### Given request
Copy every line in which the string "false" occurs.

..............................

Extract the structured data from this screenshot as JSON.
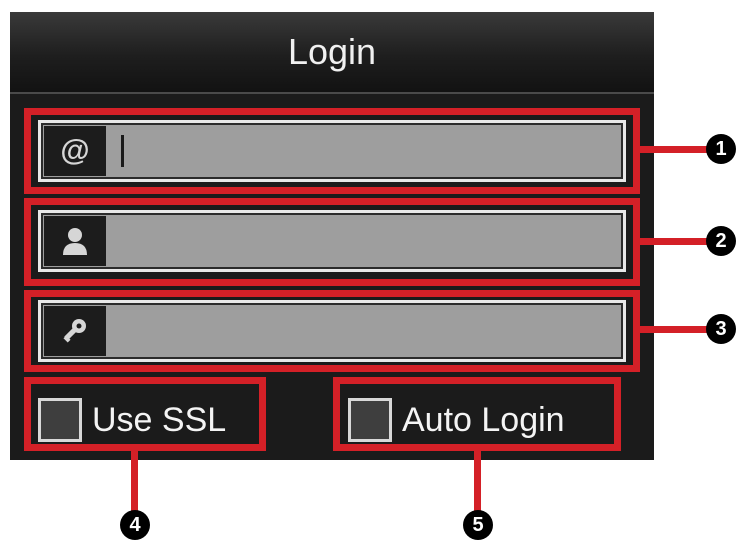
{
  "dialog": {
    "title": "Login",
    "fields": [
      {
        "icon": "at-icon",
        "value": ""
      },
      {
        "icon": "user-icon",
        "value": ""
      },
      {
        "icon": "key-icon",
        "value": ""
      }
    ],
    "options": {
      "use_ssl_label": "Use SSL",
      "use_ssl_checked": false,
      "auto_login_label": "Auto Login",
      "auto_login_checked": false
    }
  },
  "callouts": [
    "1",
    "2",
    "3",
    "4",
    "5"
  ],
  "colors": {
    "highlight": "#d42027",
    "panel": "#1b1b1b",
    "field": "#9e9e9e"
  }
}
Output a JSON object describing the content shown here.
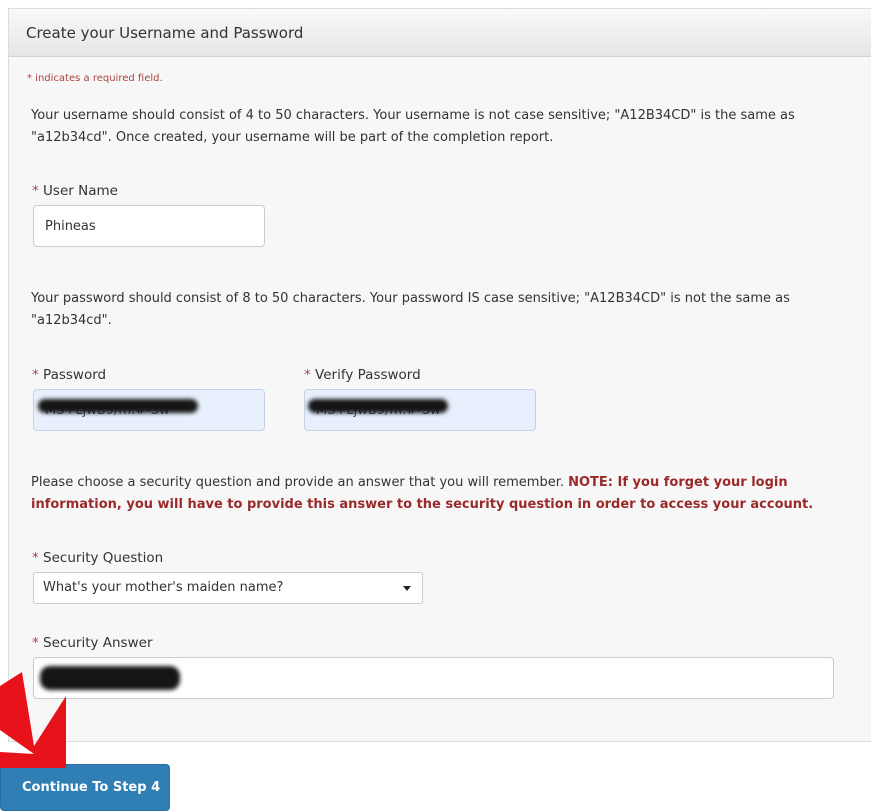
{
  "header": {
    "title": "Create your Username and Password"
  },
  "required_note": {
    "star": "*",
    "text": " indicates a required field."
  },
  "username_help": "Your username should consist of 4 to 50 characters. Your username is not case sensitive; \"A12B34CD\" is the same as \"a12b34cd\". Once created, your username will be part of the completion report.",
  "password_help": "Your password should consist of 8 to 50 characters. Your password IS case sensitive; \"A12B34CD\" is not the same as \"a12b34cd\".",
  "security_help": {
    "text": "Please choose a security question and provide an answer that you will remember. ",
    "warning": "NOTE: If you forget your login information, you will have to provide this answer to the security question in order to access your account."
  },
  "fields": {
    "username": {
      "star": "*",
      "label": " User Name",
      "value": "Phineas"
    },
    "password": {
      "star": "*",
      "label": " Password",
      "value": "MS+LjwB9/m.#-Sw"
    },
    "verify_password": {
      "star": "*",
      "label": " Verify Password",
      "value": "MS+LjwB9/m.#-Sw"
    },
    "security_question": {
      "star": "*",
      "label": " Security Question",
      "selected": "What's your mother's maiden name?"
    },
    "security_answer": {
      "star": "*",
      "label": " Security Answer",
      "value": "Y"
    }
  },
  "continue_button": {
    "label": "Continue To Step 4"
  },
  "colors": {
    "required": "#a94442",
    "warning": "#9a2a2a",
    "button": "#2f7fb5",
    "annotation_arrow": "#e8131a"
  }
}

..............................

### Complete response
      "use_ssl_checked": false,
      "auto_login_checked": false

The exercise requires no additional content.